- WRITTEN EXERCISE
Would you set down every entry shown below, precisely as written?

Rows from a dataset
§ §

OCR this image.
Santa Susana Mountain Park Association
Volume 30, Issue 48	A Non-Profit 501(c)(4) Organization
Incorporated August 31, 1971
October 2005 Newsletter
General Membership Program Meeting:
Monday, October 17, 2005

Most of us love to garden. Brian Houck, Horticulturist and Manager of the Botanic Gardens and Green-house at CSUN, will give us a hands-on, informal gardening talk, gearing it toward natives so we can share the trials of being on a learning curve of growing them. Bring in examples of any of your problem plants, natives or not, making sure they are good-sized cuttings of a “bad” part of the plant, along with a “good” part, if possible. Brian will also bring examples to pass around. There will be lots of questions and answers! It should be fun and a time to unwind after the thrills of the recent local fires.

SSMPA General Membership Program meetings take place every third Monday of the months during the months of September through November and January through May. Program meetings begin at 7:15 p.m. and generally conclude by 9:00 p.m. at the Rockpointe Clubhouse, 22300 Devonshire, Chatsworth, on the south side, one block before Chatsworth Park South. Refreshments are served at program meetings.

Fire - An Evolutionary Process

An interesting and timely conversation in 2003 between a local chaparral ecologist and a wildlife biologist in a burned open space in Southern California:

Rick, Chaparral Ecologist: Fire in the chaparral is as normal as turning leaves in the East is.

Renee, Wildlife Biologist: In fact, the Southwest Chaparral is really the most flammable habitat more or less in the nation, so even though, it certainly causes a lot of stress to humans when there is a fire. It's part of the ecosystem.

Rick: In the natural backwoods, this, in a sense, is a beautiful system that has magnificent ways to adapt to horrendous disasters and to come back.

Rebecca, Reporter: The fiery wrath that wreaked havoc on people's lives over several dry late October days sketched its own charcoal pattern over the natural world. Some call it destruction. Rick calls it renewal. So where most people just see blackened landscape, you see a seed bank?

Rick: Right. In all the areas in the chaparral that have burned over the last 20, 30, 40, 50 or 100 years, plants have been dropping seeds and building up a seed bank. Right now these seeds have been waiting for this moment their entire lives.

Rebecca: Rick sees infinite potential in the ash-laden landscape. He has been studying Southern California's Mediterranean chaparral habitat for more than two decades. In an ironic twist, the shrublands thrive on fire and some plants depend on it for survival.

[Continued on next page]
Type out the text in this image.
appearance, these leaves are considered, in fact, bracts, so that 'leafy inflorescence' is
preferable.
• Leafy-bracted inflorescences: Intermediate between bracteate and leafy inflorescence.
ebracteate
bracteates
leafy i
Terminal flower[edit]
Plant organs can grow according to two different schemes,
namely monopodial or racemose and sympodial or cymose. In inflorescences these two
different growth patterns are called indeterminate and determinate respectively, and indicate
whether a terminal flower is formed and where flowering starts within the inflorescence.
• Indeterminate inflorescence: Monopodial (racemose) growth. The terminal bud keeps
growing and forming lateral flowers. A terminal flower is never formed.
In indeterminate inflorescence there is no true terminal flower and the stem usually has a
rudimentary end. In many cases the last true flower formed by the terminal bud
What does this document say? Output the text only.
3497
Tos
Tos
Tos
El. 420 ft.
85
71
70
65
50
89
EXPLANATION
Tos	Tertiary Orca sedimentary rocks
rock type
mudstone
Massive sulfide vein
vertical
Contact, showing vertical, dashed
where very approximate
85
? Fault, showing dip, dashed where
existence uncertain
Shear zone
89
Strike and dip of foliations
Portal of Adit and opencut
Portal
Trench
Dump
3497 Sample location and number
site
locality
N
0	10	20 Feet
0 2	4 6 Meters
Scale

§ §

- OUTPUT
OCR this image.
Santa Susana Mountain Park Association
Volume 30, Issue 48	A Non-Profit 501(c)(4) Organization
Incorporated August 31, 1971
October 2005 Newsletter
General Membership Program Meeting:
Monday, October 17, 2005

Most of us love to garden. Brian Houck, Horticulturist and Manager of the Botanic Gardens and Green-house at CSUN, will give us a hands-on, informal gardening talk, gearing it toward natives so we can share the trials of being on a learning curve of growing them. Bring in examples of any of your problem plants, natives or not, making sure they are good-sized cuttings of a “bad” part of the plant, along with a “good” part, if possible. Brian will also bring examples to pass around. There will be lots of questions and answers! It should be fun and a time to unwind after the thrills of the recent local fires.

SSMPA General Membership Program meetings take place every third Monday of the months during the months of September through November and January through May. Program meetings begin at 7:15 p.m. and generally conclude by 9:00 p.m. at the Rockpointe Clubhouse, 22300 Devonshire, Chatsworth, on the south side, one block before Chatsworth Park South. Refreshments are served at program meetings.

Fire - An Evolutionary Process

An interesting and timely conversation in 2003 between a local chaparral ecologist and a wildlife biologist in a burned open space in Southern California:

Rick, Chaparral Ecologist: Fire in the chaparral is as normal as turning leaves in the East is.

Renee, Wildlife Biologist: In fact, the Southwest Chaparral is really the most flammable habitat more or less in the nation, so even though, it certainly causes a lot of stress to humans when there is a fire. It's part of the ecosystem.

Rick: In the natural backwoods, this, in a sense, is a beautiful system that has magnificent ways to adapt to horrendous disasters and to come back.

Rebecca, Reporter: The fiery wrath that wreaked havoc on people's lives over several dry late October days sketched its own charcoal pattern over the natural world. Some call it destruction. Rick calls it renewal. So where most people just see blackened landscape, you see a seed bank?

Rick: Right. In all the areas in the chaparral that have burned over the last 20, 30, 40, 50 or 100 years, plants have been dropping seeds and building up a seed bank. Right now these seeds have been waiting for this moment their entire lives.

Rebecca: Rick sees infinite potential in the ash-laden landscape. He has been studying Southern California's Mediterranean chaparral habitat for more than two decades. In an ironic twist, the shrublands thrive on fire and some plants depend on it for survival.

[Continued on next page]
Type out the text in this image.
appearance, these leaves are considered, in fact, bracts, so that 'leafy inflorescence' is
preferable.
• Leafy-bracted inflorescences: Intermediate between bracteate and leafy inflorescence.
ebracteate
bracteates
leafy i
Terminal flower[edit]
Plant organs can grow according to two different schemes,
namely monopodial or racemose and sympodial or cymose. In inflorescences these two
different growth patterns are called indeterminate and determinate respectively, and indicate
whether a terminal flower is formed and where flowering starts within the inflorescence.
• Indeterminate inflorescence: Monopodial (racemose) growth. The terminal bud keeps
growing and forming lateral flowers. A terminal flower is never formed.
In indeterminate inflorescence there is no true terminal flower and the stem usually has a
rudimentary end. In many cases the last true flower formed by the terminal bud
What does this document say? Output the text only.
3497
Tos
Tos
Tos
El. 420 ft.
85
71
70
65
50
89
EXPLANATION
Tos	Tertiary Orca sedimentary rocks
rock type
mudstone
Massive sulfide vein
vertical
Contact, showing vertical, dashed
where very approximate
85
? Fault, showing dip, dashed where
existence uncertain
Shear zone
89
Strike and dip of foliations
Portal of Adit and opencut
Portal
Trench
Dump
3497 Sample location and number
site
locality
N
0	10	20 Feet
0 2	4 6 Meters
Scale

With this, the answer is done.